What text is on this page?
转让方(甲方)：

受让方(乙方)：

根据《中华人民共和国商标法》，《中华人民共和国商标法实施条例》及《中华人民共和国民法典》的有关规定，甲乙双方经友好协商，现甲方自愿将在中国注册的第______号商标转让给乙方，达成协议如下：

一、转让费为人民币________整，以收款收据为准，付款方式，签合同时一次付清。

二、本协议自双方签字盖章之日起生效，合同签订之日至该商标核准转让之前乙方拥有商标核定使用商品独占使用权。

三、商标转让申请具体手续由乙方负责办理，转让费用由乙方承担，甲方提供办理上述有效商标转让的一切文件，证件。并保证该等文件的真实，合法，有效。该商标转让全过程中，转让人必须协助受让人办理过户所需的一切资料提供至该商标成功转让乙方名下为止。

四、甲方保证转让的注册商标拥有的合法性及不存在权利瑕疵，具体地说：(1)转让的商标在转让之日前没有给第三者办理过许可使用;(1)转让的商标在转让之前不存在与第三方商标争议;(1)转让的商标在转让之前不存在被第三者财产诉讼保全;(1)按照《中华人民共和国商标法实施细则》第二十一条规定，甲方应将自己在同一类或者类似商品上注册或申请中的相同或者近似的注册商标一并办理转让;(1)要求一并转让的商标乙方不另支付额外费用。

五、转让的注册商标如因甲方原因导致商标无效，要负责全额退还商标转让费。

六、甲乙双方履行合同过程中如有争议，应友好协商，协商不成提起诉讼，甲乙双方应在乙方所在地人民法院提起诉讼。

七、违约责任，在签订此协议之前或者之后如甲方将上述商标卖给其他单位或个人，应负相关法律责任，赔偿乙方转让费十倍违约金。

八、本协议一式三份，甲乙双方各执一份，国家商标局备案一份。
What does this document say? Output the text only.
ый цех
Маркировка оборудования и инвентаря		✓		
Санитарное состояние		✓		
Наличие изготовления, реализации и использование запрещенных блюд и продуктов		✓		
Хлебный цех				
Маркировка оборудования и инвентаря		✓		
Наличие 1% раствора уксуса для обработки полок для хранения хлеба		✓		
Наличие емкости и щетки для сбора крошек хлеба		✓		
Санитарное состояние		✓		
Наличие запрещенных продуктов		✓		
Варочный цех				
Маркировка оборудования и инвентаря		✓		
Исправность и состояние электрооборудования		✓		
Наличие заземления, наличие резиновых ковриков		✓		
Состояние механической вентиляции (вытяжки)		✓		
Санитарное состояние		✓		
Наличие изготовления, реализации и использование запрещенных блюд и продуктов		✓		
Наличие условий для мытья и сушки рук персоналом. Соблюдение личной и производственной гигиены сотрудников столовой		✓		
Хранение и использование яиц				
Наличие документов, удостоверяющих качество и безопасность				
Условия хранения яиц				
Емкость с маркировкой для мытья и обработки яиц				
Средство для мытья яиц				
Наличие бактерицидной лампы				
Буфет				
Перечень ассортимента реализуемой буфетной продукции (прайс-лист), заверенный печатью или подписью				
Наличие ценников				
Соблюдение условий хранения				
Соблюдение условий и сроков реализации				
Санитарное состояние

- **Stated task**
Without leaving anything out, give the entries again exactly.

- **Answer to the problem**
What text is on this page?
转让方(甲方)：

受让方(乙方)：

根据《中华人民共和国商标法》，《中华人民共和国商标法实施条例》及《中华人民共和国民法典》的有关规定，甲乙双方经友好协商，现甲方自愿将在中国注册的第______号商标转让给乙方，达成协议如下：

一、转让费为人民币________整，以收款收据为准，付款方式，签合同时一次付清。

二、本协议自双方签字盖章之日起生效，合同签订之日至该商标核准转让之前乙方拥有商标核定使用商品独占使用权。

三、商标转让申请具体手续由乙方负责办理，转让费用由乙方承担，甲方提供办理上述有效商标转让的一切文件，证件。并保证该等文件的真实，合法，有效。该商标转让全过程中，转让人必须协助受让人办理过户所需的一切资料提供至该商标成功转让乙方名下为止。

四、甲方保证转让的注册商标拥有的合法性及不存在权利瑕疵，具体地说：(1)转让的商标在转让之日前没有给第三者办理过许可使用;(1)转让的商标在转让之前不存在与第三方商标争议;(1)转让的商标在转让之前不存在被第三者财产诉讼保全;(1)按照《中华人民共和国商标法实施细则》第二十一条规定，甲方应将自己在同一类或者类似商品上注册或申请中的相同或者近似的注册商标一并办理转让;(1)要求一并转让的商标乙方不另支付额外费用。

五、转让的注册商标如因甲方原因导致商标无效，要负责全额退还商标转让费。

六、甲乙双方履行合同过程中如有争议，应友好协商，协商不成提起诉讼，甲乙双方应在乙方所在地人民法院提起诉讼。

七、违约责任，在签订此协议之前或者之后如甲方将上述商标卖给其他单位或个人，应负相关法律责任，赔偿乙方转让费十倍违约金。

八、本协议一式三份，甲乙双方各执一份，国家商标局备案一份。
What does this document say? Output the text only.
ый цех
Маркировка оборудования и инвентаря		✓		
Санитарное состояние		✓		
Наличие изготовления, реализации и использование запрещенных блюд и продуктов		✓		
Хлебный цех				
Маркировка оборудования и инвентаря		✓		
Наличие 1% раствора уксуса для обработки полок для хранения хлеба		✓		
Наличие емкости и щетки для сбора крошек хлеба		✓		
Санитарное состояние		✓		
Наличие запрещенных продуктов		✓		
Варочный цех				
Маркировка оборудования и инвентаря		✓		
Исправность и состояние электрооборудования		✓		
Наличие заземления, наличие резиновых ковриков		✓		
Состояние механической вентиляции (вытяжки)		✓		
Санитарное состояние		✓		
Наличие изготовления, реализации и использование запрещенных блюд и продуктов		✓		
Наличие условий для мытья и сушки рук персоналом. Соблюдение личной и производственной гигиены сотрудников столовой		✓		
Хранение и использование яиц				
Наличие документов, удостоверяющих качество и безопасность				
Условия хранения яиц				
Емкость с маркировкой для мытья и обработки яиц				
Средство для мытья яиц				
Наличие бактерицидной лампы				
Буфет				
Перечень ассортимента реализуемой буфетной продукции (прайс-лист), заверенный печатью или подписью				
Наличие ценников				
Соблюдение условий хранения				
Соблюдение условий и сроков реализации				
Санитарное состояние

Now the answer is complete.